— Data shown —
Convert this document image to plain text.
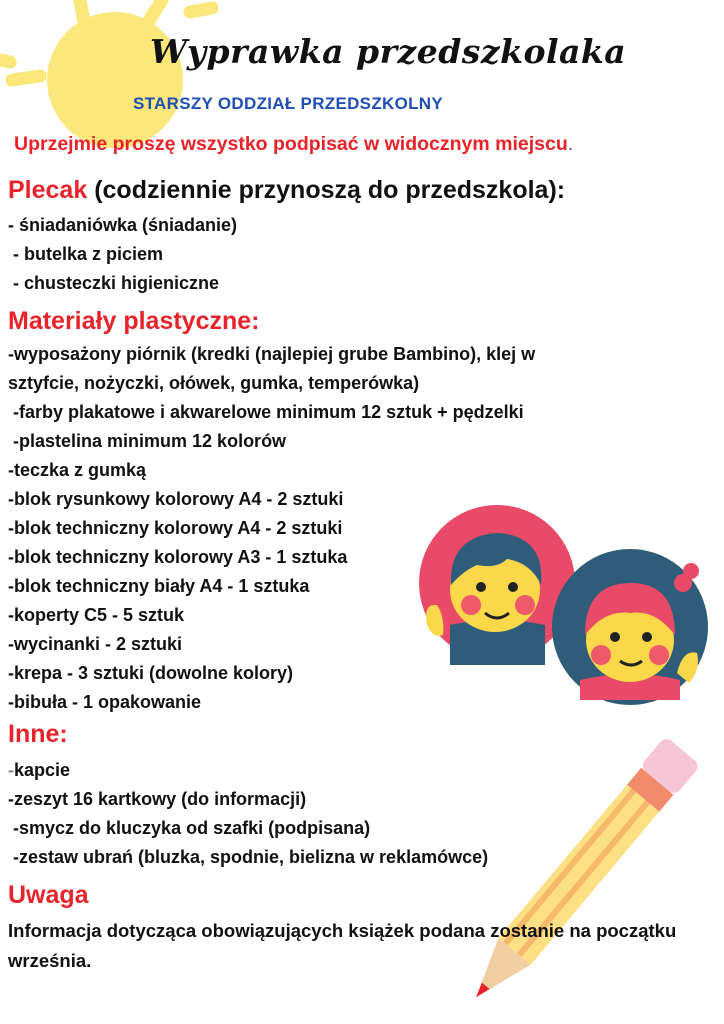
Wyprawka przedszkolaka
STARSZY ODDZIAŁ PRZEDSZKOLNY
Uprzejmie proszę wszystko podpisać w widocznym miejscu.
Plecak (codziennie przynoszą do przedszkola):
- śniadaniówka (śniadanie)
- butelka z piciem
- chusteczki higieniczne
Materiały plastyczne:
-wyposażony piórnik (kredki (najlepiej grube Bambino), klej w
sztyfcie, nożyczki, ołówek, gumka, temperówka)
-farby plakatowe i akwarelowe minimum 12 sztuk + pędzelki
-plastelina minimum 12 kolorów
-teczka z gumką
-blok rysunkowy kolorowy A4 - 2 sztuki
-blok techniczny kolorowy A4 - 2 sztuki
-blok techniczny kolorowy A3 - 1 sztuka
-blok techniczny biały A4 - 1 sztuka
-koperty C5 - 5 sztuk
-wycinanki - 2 sztuki
-krepa - 3 sztuki (dowolne kolory)
-bibuła - 1 opakowanie
Inne:
-kapcie
-zeszyt 16 kartkowy (do informacji)
-smycz do kluczyka od szafki (podpisana)
-zestaw ubrań (bluzka, spodnie, bielizna w reklamówce)
Uwaga
Informacja dotycząca obowiązujących książek podana zostanie na początku września.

— What is asked —
Output the data exactly. Pictures don't belong in the result.

— Completed exercise —
Convert this document image to plain text.
Wyprawka przedszkolaka
STARSZY ODDZIAŁ PRZEDSZKOLNY
Uprzejmie proszę wszystko podpisać w widocznym miejscu.
Plecak (codziennie przynoszą do przedszkola):
- śniadaniówka (śniadanie)
- butelka z piciem
- chusteczki higieniczne
Materiały plastyczne:
-wyposażony piórnik (kredki (najlepiej grube Bambino), klej w
sztyfcie, nożyczki, ołówek, gumka, temperówka)
-farby plakatowe i akwarelowe minimum 12 sztuk + pędzelki
-plastelina minimum 12 kolorów
-teczka z gumką
-blok rysunkowy kolorowy A4 - 2 sztuki
-blok techniczny kolorowy A4 - 2 sztuki
-blok techniczny kolorowy A3 - 1 sztuka
-blok techniczny biały A4 - 1 sztuka
-koperty C5 - 5 sztuk
-wycinanki - 2 sztuki
-krepa - 3 sztuki (dowolne kolory)
-bibuła - 1 opakowanie
Inne:
-kapcie
-zeszyt 16 kartkowy (do informacji)
-smycz do kluczyka od szafki (podpisana)
-zestaw ubrań (bluzka, spodnie, bielizna w reklamówce)
Uwaga
Informacja dotycząca obowiązujących książek podana zostanie na początku września.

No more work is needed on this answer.